→ What needs to be done
Gather all lines in the records below that include the word "Price".

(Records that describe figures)
>>>

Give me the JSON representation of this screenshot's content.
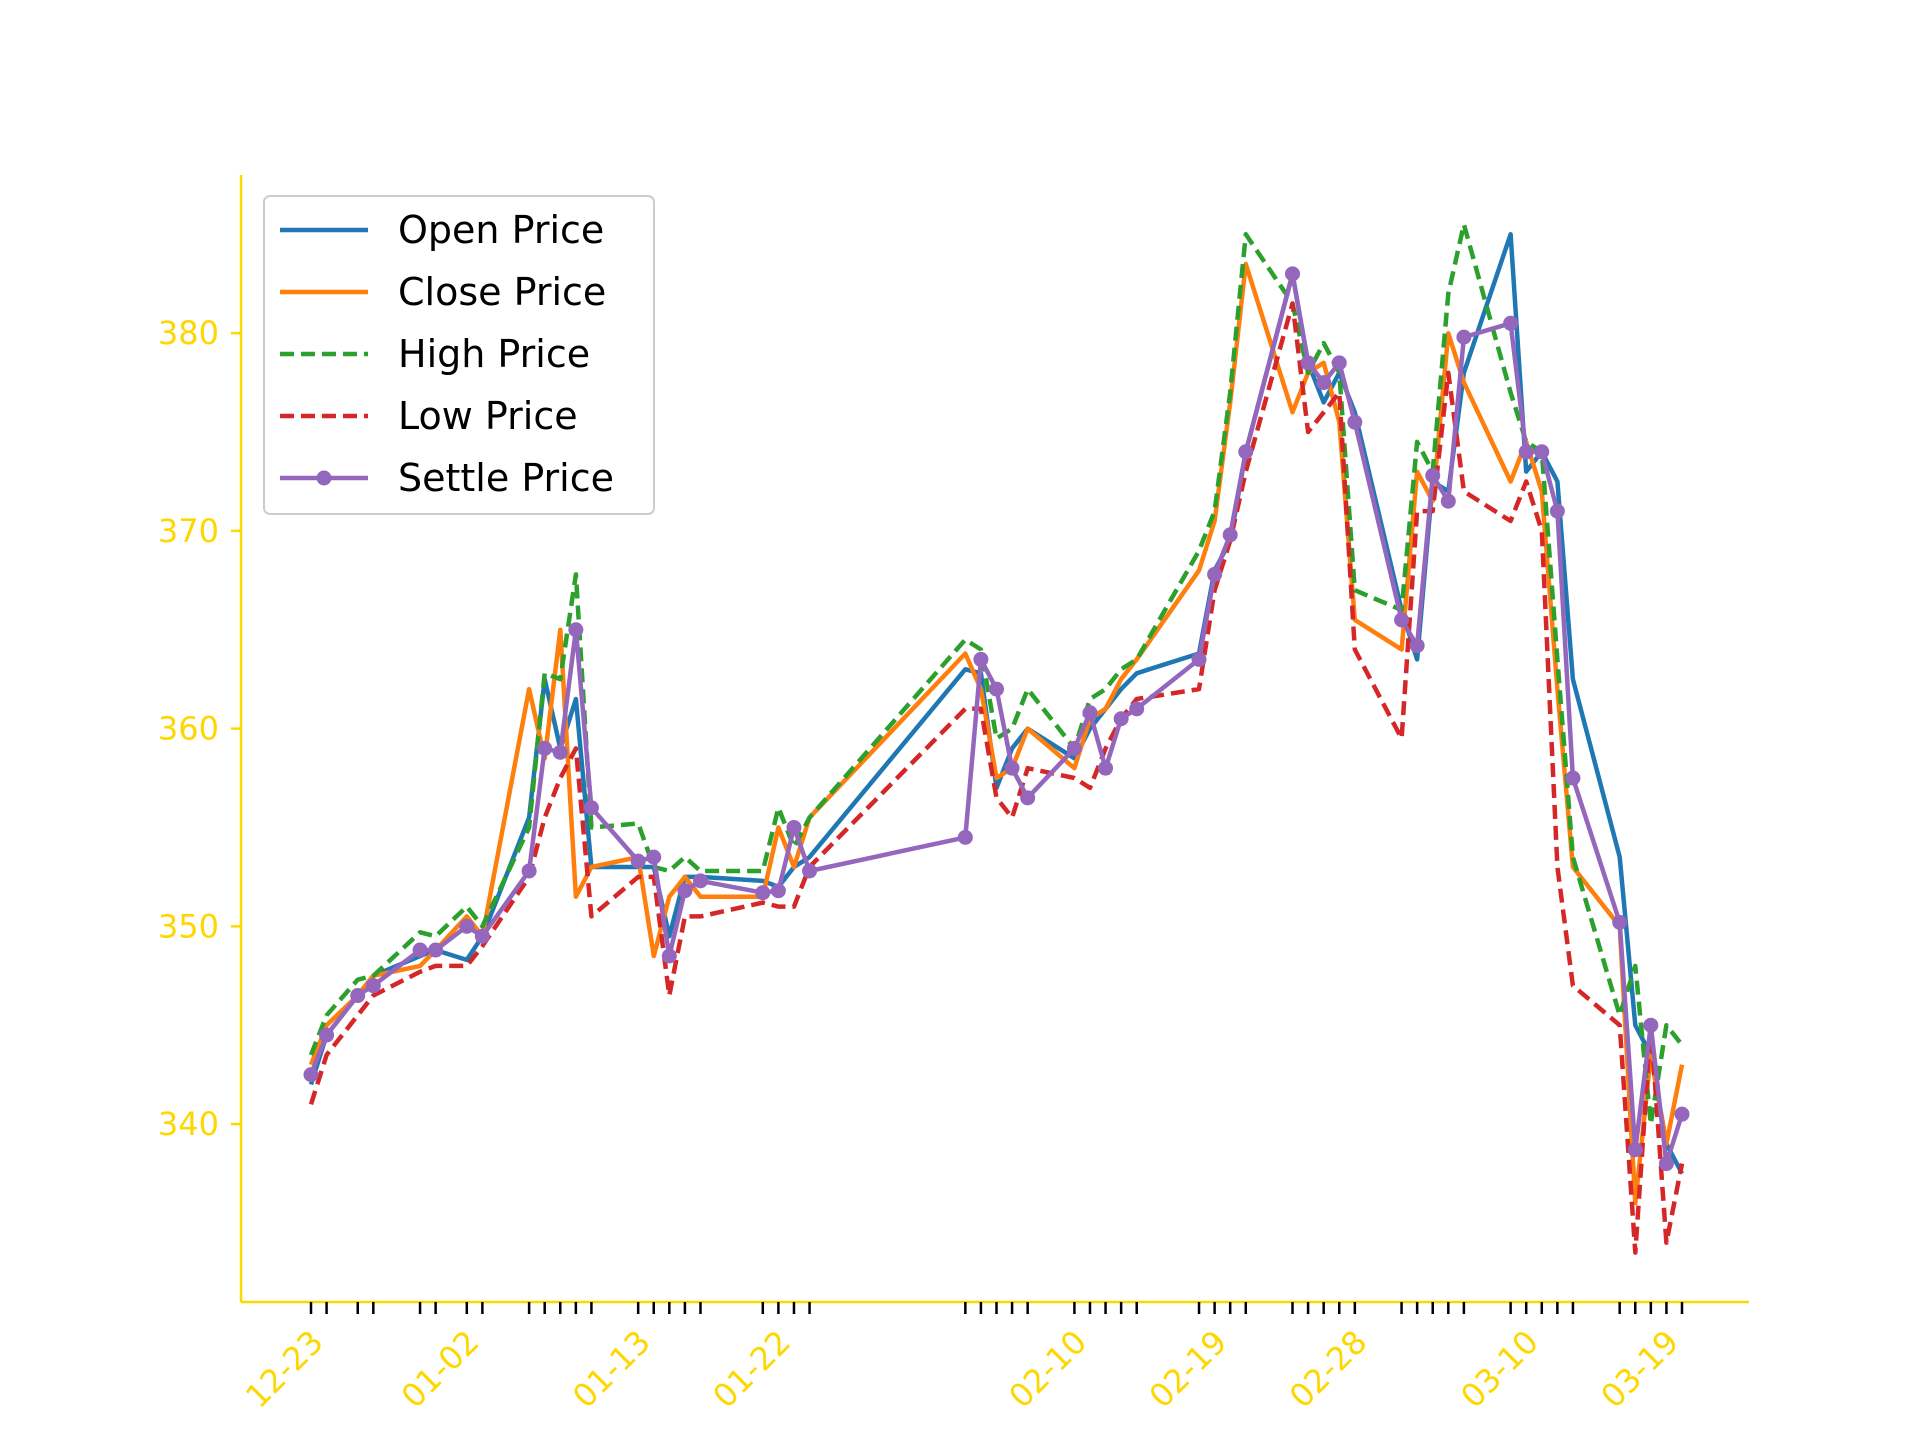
{
  "chart_data": {
    "type": "line",
    "title": "",
    "xlabel": "",
    "ylabel": "",
    "ylim": [
      331,
      388
    ],
    "yticks": [
      340,
      350,
      360,
      370,
      380
    ],
    "xtick_labels": [
      {
        "date": "2019-12-23",
        "label": "12-23"
      },
      {
        "date": "2020-01-02",
        "label": "01-02"
      },
      {
        "date": "2020-01-13",
        "label": "01-13"
      },
      {
        "date": "2020-01-22",
        "label": "01-22"
      },
      {
        "date": "2020-02-10",
        "label": "02-10"
      },
      {
        "date": "2020-02-19",
        "label": "02-19"
      },
      {
        "date": "2020-02-28",
        "label": "02-28"
      },
      {
        "date": "2020-03-10",
        "label": "03-10"
      },
      {
        "date": "2020-03-19",
        "label": "03-19"
      }
    ],
    "axis_color": "#FFD700",
    "grid": false,
    "legend_position": "upper left",
    "dates": [
      "2019-12-23",
      "2019-12-24",
      "2019-12-26",
      "2019-12-27",
      "2019-12-30",
      "2019-12-31",
      "2020-01-02",
      "2020-01-03",
      "2020-01-06",
      "2020-01-07",
      "2020-01-08",
      "2020-01-09",
      "2020-01-10",
      "2020-01-13",
      "2020-01-14",
      "2020-01-15",
      "2020-01-16",
      "2020-01-17",
      "2020-01-21",
      "2020-01-22",
      "2020-01-23",
      "2020-01-24",
      "2020-02-03",
      "2020-02-04",
      "2020-02-05",
      "2020-02-06",
      "2020-02-07",
      "2020-02-10",
      "2020-02-11",
      "2020-02-12",
      "2020-02-13",
      "2020-02-14",
      "2020-02-18",
      "2020-02-19",
      "2020-02-20",
      "2020-02-21",
      "2020-02-24",
      "2020-02-25",
      "2020-02-26",
      "2020-02-27",
      "2020-02-28",
      "2020-03-02",
      "2020-03-03",
      "2020-03-04",
      "2020-03-05",
      "2020-03-06",
      "2020-03-09",
      "2020-03-10",
      "2020-03-11",
      "2020-03-12",
      "2020-03-13",
      "2020-03-16",
      "2020-03-17",
      "2020-03-18",
      "2020-03-19",
      "2020-03-20"
    ],
    "series": [
      {
        "name": "Open Price",
        "color": "#1f77b4",
        "dash": "solid",
        "marker": false,
        "values": [
          342.0,
          344.5,
          346.5,
          347.5,
          348.5,
          348.8,
          348.3,
          349.5,
          355.5,
          362.5,
          359.0,
          361.5,
          353.0,
          353.0,
          353.0,
          349.5,
          352.5,
          352.5,
          352.3,
          352.0,
          353.0,
          353.5,
          363.0,
          362.8,
          357.0,
          359.0,
          360.0,
          358.5,
          360.0,
          361.0,
          362.0,
          362.8,
          363.8,
          368.0,
          369.5,
          374.0,
          383.0,
          378.5,
          376.5,
          378.0,
          376.0,
          366.0,
          363.5,
          372.5,
          372.0,
          378.0,
          385.0,
          373.0,
          374.0,
          372.5,
          362.5,
          353.5,
          345.0,
          343.5,
          339.0,
          337.5
        ]
      },
      {
        "name": "Close Price",
        "color": "#ff7f0e",
        "dash": "solid",
        "marker": false,
        "values": [
          343.0,
          345.0,
          346.5,
          347.5,
          348.0,
          348.8,
          350.5,
          349.5,
          362.0,
          358.5,
          365.0,
          351.5,
          353.0,
          353.5,
          348.5,
          351.5,
          352.5,
          351.5,
          351.5,
          355.0,
          353.0,
          355.5,
          363.8,
          362.0,
          357.5,
          358.0,
          360.0,
          358.0,
          360.5,
          361.0,
          362.5,
          363.5,
          368.0,
          370.5,
          376.5,
          383.5,
          376.0,
          378.0,
          378.5,
          375.5,
          365.5,
          364.0,
          373.0,
          371.5,
          380.0,
          377.5,
          372.5,
          374.5,
          372.0,
          362.0,
          353.0,
          350.0,
          336.0,
          343.5,
          339.0,
          343.0
        ]
      },
      {
        "name": "High Price",
        "color": "#2ca02c",
        "dash": "dashed",
        "marker": false,
        "values": [
          343.5,
          345.5,
          347.3,
          347.5,
          349.7,
          349.5,
          351.0,
          350.0,
          355.0,
          362.8,
          362.5,
          367.8,
          355.0,
          355.2,
          353.0,
          352.8,
          353.5,
          352.8,
          352.8,
          356.0,
          354.0,
          355.5,
          364.5,
          364.0,
          359.5,
          360.0,
          362.0,
          359.0,
          361.5,
          362.0,
          363.0,
          363.5,
          369.0,
          371.0,
          377.0,
          385.0,
          381.5,
          378.0,
          379.5,
          378.0,
          367.0,
          366.0,
          374.5,
          373.0,
          382.0,
          385.5,
          377.0,
          374.5,
          374.0,
          363.5,
          353.5,
          345.5,
          348.0,
          340.0,
          345.0,
          344.0
        ]
      },
      {
        "name": "Low Price",
        "color": "#d62728",
        "dash": "dashed",
        "marker": false,
        "values": [
          341.0,
          343.5,
          345.5,
          346.5,
          347.7,
          348.0,
          348.0,
          349.0,
          352.5,
          355.5,
          357.5,
          359.0,
          350.5,
          352.5,
          352.5,
          346.5,
          350.5,
          350.5,
          351.2,
          351.0,
          351.0,
          353.0,
          361.0,
          361.0,
          356.5,
          355.5,
          358.0,
          357.5,
          357.0,
          359.0,
          360.5,
          361.5,
          362.0,
          367.0,
          369.5,
          373.0,
          381.5,
          375.0,
          376.0,
          377.0,
          364.0,
          359.5,
          371.0,
          371.0,
          378.0,
          372.0,
          370.5,
          372.5,
          370.0,
          353.0,
          347.0,
          345.0,
          333.5,
          345.0,
          334.0,
          338.0
        ]
      },
      {
        "name": "Settle Price",
        "color": "#9467bd",
        "dash": "solid",
        "marker": true,
        "values": [
          342.5,
          344.5,
          346.5,
          347.0,
          348.8,
          348.8,
          350.0,
          349.5,
          352.8,
          359.0,
          358.8,
          365.0,
          356.0,
          353.3,
          353.5,
          348.5,
          351.8,
          352.3,
          351.7,
          351.8,
          355.0,
          352.8,
          354.5,
          363.5,
          362.0,
          358.0,
          356.5,
          359.0,
          360.8,
          358.0,
          360.5,
          361.0,
          363.5,
          367.8,
          369.8,
          374.0,
          383.0,
          378.5,
          377.5,
          378.5,
          375.5,
          365.5,
          364.2,
          372.8,
          371.5,
          379.8,
          380.5,
          374.0,
          374.0,
          371.0,
          357.5,
          350.2,
          338.7,
          345.0,
          338.0,
          340.5
        ]
      }
    ]
  }
}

<<<

→ Solution below
        "name": "Open Price",
        "name": "Close Price",
        "name": "High Price",
        "name": "Low Price",
        "name": "Settle Price",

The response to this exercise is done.